begin Task inputs
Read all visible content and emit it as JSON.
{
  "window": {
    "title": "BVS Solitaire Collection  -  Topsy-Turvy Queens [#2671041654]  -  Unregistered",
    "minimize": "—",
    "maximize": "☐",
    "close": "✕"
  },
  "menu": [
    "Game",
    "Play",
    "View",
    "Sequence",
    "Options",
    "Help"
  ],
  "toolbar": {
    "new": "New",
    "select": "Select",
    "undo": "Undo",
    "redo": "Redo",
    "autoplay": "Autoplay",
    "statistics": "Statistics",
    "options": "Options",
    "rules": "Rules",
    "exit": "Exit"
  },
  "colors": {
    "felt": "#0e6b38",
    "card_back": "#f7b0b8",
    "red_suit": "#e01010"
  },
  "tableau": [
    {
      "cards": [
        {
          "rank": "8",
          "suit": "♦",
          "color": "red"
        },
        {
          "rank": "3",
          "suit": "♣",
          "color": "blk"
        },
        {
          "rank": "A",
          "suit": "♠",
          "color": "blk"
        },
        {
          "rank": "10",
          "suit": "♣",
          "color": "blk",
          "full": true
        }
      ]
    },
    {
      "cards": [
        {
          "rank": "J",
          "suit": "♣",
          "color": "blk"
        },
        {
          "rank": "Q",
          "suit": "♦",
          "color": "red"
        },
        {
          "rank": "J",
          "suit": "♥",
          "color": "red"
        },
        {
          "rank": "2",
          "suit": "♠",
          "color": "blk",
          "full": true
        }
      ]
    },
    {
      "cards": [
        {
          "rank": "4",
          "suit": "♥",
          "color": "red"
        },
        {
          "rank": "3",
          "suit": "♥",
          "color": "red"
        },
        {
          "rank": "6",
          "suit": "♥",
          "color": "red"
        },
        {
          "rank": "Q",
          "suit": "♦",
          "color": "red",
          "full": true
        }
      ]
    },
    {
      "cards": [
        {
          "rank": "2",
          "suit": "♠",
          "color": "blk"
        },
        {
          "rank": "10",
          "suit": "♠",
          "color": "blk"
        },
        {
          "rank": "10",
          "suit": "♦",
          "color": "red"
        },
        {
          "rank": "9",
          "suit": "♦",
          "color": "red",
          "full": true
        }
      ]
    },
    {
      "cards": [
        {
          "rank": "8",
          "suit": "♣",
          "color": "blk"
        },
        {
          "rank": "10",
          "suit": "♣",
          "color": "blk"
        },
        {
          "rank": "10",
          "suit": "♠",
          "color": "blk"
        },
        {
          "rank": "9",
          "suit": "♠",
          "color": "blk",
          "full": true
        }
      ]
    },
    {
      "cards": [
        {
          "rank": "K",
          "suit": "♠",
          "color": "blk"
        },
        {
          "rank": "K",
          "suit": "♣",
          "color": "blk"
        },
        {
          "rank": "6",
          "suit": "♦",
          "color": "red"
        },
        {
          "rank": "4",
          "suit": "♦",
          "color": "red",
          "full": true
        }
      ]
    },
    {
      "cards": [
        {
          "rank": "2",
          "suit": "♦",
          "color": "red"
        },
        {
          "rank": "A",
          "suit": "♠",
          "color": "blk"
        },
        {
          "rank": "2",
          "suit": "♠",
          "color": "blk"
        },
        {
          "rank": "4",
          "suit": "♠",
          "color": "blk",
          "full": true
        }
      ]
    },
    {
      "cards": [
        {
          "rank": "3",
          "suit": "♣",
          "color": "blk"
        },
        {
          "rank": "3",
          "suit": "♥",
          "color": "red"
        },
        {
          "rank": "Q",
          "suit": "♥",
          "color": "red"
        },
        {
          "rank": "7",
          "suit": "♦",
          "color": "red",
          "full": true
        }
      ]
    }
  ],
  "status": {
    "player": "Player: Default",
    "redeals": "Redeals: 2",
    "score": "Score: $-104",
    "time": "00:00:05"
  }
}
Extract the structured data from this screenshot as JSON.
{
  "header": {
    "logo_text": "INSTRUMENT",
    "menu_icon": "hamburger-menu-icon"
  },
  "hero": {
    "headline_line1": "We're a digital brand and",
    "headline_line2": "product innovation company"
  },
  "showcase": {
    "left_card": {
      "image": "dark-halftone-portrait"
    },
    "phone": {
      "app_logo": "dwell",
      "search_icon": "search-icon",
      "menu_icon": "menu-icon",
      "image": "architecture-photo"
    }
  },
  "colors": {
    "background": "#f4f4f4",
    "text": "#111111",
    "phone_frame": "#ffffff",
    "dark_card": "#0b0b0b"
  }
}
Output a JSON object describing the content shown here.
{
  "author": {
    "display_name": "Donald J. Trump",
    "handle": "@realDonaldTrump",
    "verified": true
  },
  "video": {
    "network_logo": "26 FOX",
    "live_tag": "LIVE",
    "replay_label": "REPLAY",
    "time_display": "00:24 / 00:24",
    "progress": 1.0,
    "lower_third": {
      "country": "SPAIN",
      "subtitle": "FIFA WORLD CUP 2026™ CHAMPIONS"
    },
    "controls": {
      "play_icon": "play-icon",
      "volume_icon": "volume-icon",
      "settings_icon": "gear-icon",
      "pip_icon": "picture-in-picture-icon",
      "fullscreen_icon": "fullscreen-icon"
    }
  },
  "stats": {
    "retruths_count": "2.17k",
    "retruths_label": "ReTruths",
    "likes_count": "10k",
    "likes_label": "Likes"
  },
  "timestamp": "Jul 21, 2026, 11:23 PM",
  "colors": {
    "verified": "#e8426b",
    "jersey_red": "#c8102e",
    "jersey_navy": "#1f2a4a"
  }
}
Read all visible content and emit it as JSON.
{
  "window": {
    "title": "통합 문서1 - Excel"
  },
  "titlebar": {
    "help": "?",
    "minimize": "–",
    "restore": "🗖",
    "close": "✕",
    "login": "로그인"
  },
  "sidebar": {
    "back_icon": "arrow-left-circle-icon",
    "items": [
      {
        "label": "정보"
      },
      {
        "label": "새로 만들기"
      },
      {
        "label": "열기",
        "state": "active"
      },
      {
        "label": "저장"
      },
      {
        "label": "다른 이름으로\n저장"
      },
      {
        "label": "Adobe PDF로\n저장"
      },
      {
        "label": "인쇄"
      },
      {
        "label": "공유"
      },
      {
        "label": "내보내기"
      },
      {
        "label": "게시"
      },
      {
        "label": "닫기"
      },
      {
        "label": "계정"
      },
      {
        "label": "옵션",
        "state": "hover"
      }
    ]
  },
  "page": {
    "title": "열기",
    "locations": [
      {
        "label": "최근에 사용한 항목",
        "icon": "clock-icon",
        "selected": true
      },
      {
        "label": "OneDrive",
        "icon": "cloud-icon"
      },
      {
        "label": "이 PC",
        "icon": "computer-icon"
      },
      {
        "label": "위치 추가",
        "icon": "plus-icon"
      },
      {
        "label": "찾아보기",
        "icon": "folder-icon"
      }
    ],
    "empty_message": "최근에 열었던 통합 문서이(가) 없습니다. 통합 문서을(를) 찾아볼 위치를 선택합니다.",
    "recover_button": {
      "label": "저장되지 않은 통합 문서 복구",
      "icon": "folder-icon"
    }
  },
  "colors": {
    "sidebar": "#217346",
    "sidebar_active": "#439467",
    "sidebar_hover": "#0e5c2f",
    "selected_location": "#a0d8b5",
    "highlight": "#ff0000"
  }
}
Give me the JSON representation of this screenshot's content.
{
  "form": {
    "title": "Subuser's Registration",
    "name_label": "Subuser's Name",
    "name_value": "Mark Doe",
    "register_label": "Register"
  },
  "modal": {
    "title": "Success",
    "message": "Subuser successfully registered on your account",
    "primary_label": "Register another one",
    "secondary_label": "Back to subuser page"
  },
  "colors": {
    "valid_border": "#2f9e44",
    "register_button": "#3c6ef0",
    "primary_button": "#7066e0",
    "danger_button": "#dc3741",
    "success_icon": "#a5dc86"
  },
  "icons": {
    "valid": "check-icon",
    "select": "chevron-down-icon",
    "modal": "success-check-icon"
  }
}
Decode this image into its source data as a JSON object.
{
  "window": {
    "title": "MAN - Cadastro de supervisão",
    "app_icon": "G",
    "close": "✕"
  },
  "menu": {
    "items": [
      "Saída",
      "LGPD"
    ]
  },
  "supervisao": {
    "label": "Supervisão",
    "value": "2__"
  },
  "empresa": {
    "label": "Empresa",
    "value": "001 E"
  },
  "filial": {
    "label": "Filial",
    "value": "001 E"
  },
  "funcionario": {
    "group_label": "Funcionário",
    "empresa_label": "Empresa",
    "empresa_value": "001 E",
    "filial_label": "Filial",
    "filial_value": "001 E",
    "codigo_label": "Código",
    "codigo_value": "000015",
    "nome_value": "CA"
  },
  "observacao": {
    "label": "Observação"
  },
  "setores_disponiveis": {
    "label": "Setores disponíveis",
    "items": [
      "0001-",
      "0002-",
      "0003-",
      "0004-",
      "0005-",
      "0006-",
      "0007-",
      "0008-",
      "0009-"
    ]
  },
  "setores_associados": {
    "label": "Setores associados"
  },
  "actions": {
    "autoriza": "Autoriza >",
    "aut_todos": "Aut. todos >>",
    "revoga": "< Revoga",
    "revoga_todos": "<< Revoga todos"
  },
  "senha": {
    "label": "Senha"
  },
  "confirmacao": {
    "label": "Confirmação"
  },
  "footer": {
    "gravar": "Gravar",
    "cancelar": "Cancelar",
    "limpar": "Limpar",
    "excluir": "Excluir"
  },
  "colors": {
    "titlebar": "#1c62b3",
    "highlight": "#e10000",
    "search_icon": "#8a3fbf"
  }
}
end Task inputs
#### [Aim]
Count every line in the entries above where the word "page" appears; respond with the number alone.

#### [Task output]
2